>>
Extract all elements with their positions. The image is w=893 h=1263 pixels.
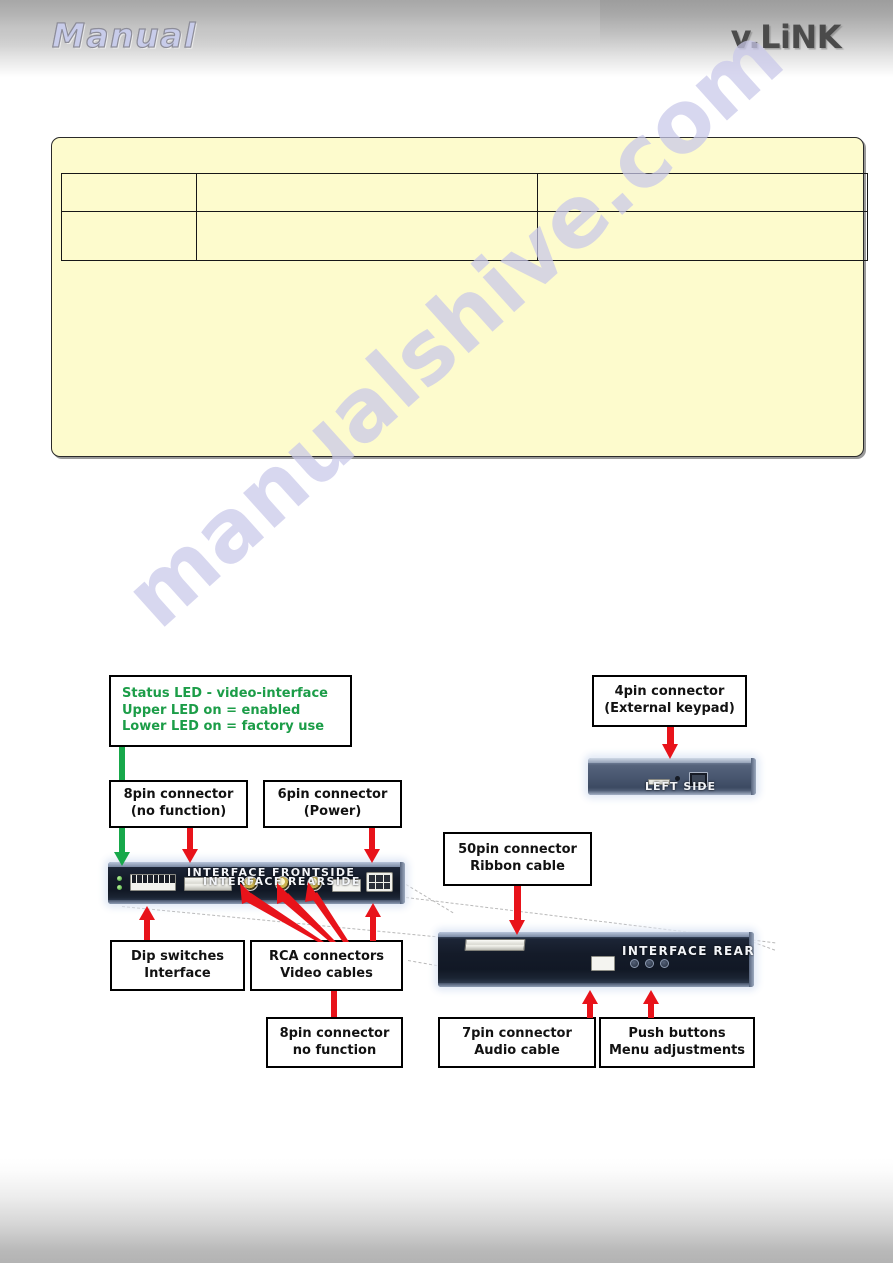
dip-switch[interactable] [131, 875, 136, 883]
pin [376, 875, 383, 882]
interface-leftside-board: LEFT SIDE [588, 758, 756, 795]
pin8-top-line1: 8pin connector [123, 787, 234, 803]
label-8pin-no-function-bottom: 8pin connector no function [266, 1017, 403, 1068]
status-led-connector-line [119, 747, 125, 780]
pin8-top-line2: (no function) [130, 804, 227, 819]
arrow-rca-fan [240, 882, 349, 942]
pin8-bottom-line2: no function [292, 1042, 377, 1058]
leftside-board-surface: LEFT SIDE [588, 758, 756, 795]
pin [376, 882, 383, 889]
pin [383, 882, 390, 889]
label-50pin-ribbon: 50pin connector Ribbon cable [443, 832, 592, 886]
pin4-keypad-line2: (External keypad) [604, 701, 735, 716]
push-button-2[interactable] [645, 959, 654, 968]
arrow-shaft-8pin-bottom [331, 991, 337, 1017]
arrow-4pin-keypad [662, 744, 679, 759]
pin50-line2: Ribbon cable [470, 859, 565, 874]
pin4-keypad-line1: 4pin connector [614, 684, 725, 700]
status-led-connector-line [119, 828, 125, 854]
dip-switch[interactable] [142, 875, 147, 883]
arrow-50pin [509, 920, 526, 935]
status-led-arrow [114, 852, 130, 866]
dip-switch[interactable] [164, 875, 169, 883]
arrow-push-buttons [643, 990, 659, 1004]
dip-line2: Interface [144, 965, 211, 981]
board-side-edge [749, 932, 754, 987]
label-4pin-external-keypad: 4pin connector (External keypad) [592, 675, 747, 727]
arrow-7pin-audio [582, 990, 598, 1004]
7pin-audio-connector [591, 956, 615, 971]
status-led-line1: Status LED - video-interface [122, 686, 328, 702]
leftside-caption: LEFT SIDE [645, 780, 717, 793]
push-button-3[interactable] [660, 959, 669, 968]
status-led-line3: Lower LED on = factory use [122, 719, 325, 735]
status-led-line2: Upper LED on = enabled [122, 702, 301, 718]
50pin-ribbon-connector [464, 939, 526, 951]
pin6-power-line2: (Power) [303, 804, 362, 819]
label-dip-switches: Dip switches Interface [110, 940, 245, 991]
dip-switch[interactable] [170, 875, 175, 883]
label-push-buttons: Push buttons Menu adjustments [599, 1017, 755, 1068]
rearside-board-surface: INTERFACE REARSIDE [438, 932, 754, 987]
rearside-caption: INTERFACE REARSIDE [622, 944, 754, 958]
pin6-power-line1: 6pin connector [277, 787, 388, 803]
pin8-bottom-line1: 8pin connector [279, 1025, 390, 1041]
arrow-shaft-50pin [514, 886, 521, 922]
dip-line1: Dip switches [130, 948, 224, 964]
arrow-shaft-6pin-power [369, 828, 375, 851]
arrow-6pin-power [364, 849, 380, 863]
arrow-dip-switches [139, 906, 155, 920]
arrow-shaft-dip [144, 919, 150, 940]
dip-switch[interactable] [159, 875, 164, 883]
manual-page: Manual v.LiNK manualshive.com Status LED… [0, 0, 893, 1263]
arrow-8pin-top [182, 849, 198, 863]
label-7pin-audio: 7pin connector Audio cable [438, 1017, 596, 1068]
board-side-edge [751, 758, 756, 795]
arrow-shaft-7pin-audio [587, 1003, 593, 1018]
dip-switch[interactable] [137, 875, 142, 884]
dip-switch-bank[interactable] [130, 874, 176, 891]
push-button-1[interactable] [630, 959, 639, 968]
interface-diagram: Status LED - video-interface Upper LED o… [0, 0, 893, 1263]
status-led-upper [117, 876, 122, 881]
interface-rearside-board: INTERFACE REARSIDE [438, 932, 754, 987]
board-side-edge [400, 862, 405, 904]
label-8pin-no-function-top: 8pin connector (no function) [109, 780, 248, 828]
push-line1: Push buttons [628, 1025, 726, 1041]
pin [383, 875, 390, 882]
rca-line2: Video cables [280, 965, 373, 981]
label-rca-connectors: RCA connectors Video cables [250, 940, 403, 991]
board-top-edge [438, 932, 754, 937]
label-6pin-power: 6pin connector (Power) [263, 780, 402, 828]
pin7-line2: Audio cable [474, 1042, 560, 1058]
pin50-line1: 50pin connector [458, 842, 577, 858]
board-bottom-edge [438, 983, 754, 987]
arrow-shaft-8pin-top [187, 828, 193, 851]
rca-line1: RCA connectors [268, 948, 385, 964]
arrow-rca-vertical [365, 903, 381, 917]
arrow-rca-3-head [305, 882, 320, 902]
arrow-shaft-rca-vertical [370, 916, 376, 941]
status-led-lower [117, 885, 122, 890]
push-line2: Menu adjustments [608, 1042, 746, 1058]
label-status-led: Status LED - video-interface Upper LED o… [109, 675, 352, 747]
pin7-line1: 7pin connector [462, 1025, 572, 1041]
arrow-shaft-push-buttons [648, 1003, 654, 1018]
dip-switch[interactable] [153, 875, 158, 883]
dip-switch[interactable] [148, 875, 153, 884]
<<
>>
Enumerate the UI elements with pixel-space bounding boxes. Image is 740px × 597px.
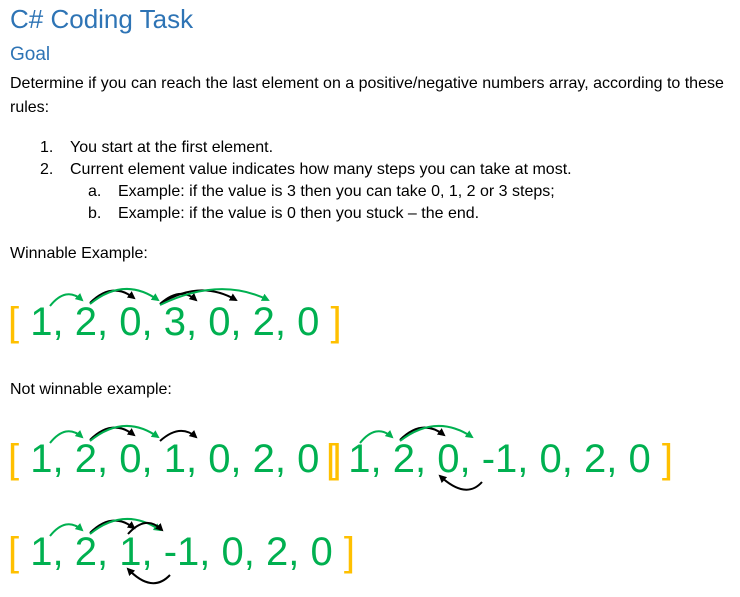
<<
* **What is needed**
Format the data starting at the line that contains "Extract all elements" and ending at the line that contains "pin4-keypad-line1: 4pin connector" as a Markdown table with the columns Row and Data line. Skip blank lines and leave out the pictures.

* **Answer in full**
| Row | Data line |
|---|---|
| 1 | Extract all elements with their positions. The image is w=893 h=1263 pixels. |
| 2 | dip-switch[interactable] [131, 875, 136, 883] |
| 3 | pin [376, 875, 383, 882] |
| 4 | interface-leftside-board: LEFT SIDE [588, 758, 756, 795] |
| 5 | pin8-top-line1: 8pin connector [123, 787, 234, 803] |
| 6 | label-8pin-no-function-bottom: 8pin connector no function [266, 1017, 403, 1068] |
| 7 | status-led-connector-line [119, 747, 125, 780] |
| 8 | pin8-top-line2: (no function) [130, 804, 227, 819] |
| 9 | arrow-rca-fan [240, 882, 349, 942] |
| 10 | pin8-bottom-line2: no function [292, 1042, 377, 1058] |
| 11 | leftside-board-surface: LEFT SIDE [588, 758, 756, 795] |
| 12 | pin [376, 882, 383, 889] |
| 13 | pin [383, 882, 390, 889] |
| 14 | label-50pin-ribbon: 50pin connector Ribbon cable [443, 832, 592, 886] |
| 15 | pin4-keypad-line2: (External keypad) [604, 701, 735, 716] |
| 16 | push-button-2[interactable] [645, 959, 654, 968] |
| 17 | arrow-shaft-8pin-bottom [331, 991, 337, 1017] |
| 18 | arrow-4pin-keypad [662, 744, 679, 759] |
| 19 | pin50-line2: Ribbon cable [470, 859, 565, 874] |
| 20 | pin4-keypad-line1: 4pin connector [614, 684, 725, 700] |